Transcribe the listing verbatim. Do not carry over any pictures.

— PROVIDED DATA —
= = =
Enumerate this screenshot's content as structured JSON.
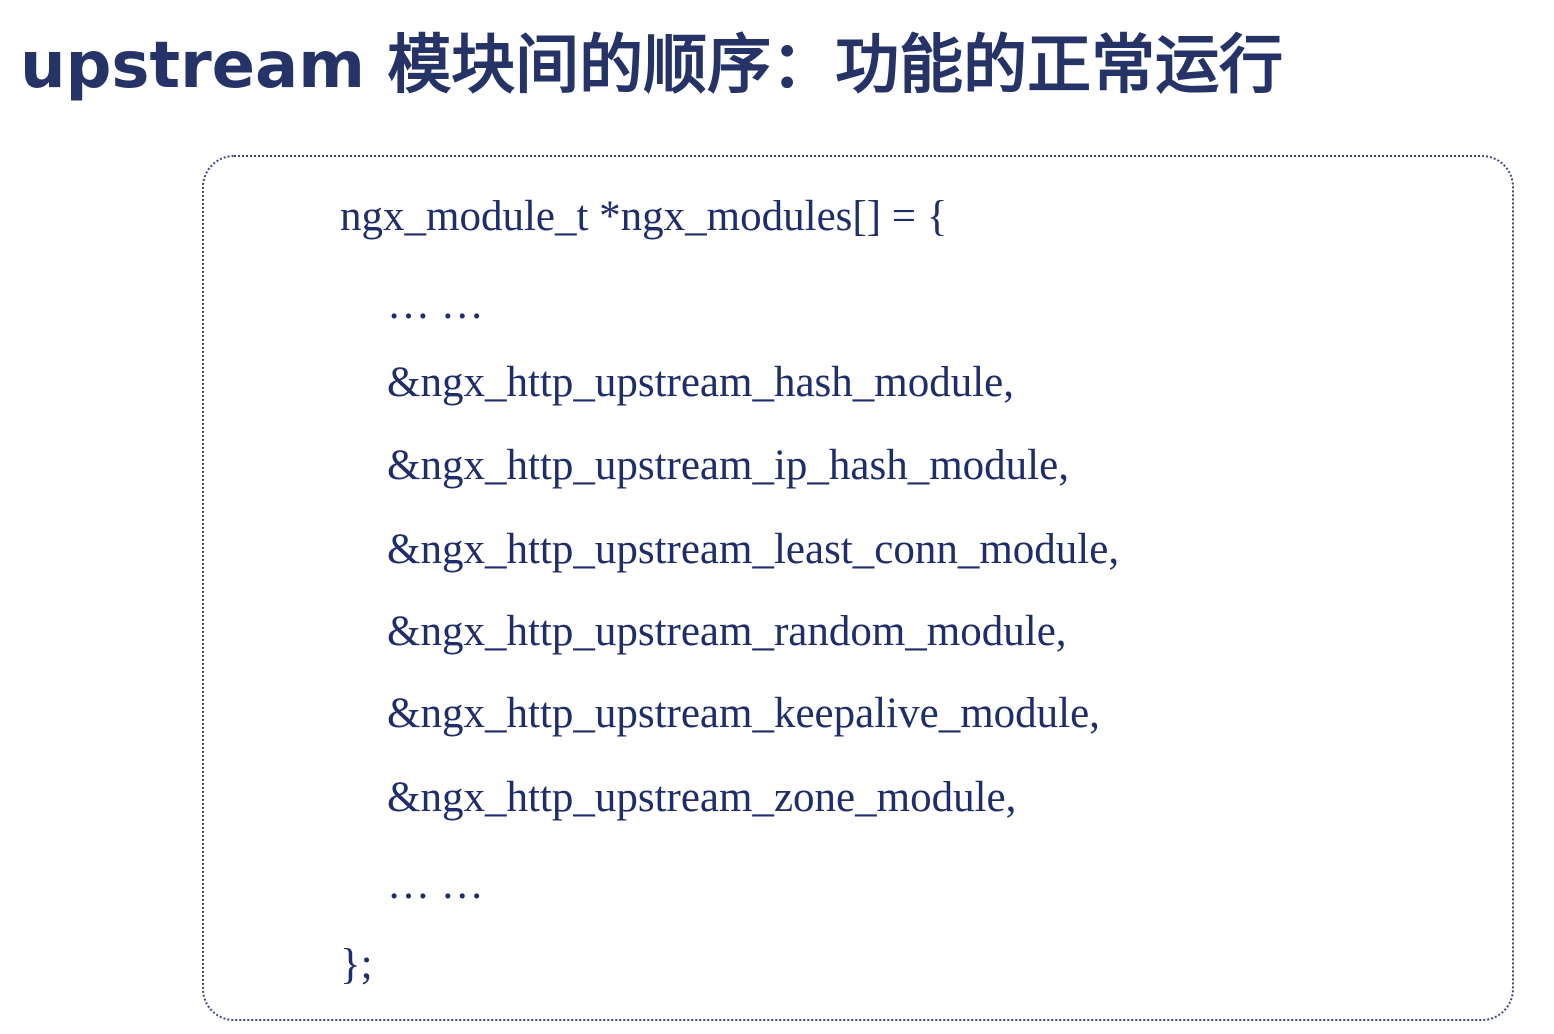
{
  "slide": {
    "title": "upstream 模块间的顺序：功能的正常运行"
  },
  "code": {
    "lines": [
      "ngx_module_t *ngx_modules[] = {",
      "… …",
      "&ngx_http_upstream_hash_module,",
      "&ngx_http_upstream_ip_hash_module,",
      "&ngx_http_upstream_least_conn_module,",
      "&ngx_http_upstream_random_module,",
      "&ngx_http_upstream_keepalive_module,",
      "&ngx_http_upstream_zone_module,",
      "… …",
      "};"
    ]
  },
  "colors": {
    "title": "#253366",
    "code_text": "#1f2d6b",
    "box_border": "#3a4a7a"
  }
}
= = =
— EXPECTED ANSWER —
Enumerate this screenshot's content as structured JSON.
{
  "slide": {
    "title": "upstream 模块间的顺序：功能的正常运行"
  },
  "code": {
    "lines": [
      "ngx_module_t *ngx_modules[] = {",
      "… …",
      "&ngx_http_upstream_hash_module,",
      "&ngx_http_upstream_ip_hash_module,",
      "&ngx_http_upstream_least_conn_module,",
      "&ngx_http_upstream_random_module,",
      "&ngx_http_upstream_keepalive_module,",
      "&ngx_http_upstream_zone_module,",
      "… …",
      "};"
    ]
  },
  "colors": {
    "title": "#253366",
    "code_text": "#1f2d6b",
    "box_border": "#3a4a7a"
  }
}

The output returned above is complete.